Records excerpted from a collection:
________________
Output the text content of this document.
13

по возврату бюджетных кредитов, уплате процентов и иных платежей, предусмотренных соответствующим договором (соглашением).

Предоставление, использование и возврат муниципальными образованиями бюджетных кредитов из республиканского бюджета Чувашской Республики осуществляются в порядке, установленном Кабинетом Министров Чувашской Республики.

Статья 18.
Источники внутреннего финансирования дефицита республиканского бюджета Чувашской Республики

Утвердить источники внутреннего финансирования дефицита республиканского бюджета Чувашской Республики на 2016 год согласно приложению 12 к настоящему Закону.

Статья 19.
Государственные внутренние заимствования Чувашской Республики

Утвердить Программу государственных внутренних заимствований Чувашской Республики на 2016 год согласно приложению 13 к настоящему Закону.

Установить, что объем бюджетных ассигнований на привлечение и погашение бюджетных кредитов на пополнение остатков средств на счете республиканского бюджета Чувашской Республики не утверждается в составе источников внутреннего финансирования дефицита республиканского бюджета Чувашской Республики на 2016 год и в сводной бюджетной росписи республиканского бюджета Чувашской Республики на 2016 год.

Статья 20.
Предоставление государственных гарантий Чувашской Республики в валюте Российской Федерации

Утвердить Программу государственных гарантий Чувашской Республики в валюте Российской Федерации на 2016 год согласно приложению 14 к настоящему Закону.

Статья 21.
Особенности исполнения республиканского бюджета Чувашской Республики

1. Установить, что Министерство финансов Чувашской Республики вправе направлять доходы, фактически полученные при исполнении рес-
________________
Write the entries again, exactly as they stand.

Output the text content of this document.
13

по возврату бюджетных кредитов, уплате процентов и иных платежей, предусмотренных соответствующим договором (соглашением).

Предоставление, использование и возврат муниципальными образованиями бюджетных кредитов из республиканского бюджета Чувашской Республики осуществляются в порядке, установленном Кабинетом Министров Чувашской Республики.

Статья 18.
Источники внутреннего финансирования дефицита республиканского бюджета Чувашской Республики

Утвердить источники внутреннего финансирования дефицита республиканского бюджета Чувашской Республики на 2016 год согласно приложению 12 к настоящему Закону.

Статья 19.
Государственные внутренние заимствования Чувашской Республики

Утвердить Программу государственных внутренних заимствований Чувашской Республики на 2016 год согласно приложению 13 к настоящему Закону.

Установить, что объем бюджетных ассигнований на привлечение и погашение бюджетных кредитов на пополнение остатков средств на счете республиканского бюджета Чувашской Республики не утверждается в составе источников внутреннего финансирования дефицита республиканского бюджета Чувашской Республики на 2016 год и в сводной бюджетной росписи республиканского бюджета Чувашской Республики на 2016 год.

Статья 20.
Предоставление государственных гарантий Чувашской Республики в валюте Российской Федерации

Утвердить Программу государственных гарантий Чувашской Республики в валюте Российской Федерации на 2016 год согласно приложению 14 к настоящему Закону.

Статья 21.
Особенности исполнения республиканского бюджета Чувашской Республики

1. Установить, что Министерство финансов Чувашской Республики вправе направлять доходы, фактически полученные при исполнении рес-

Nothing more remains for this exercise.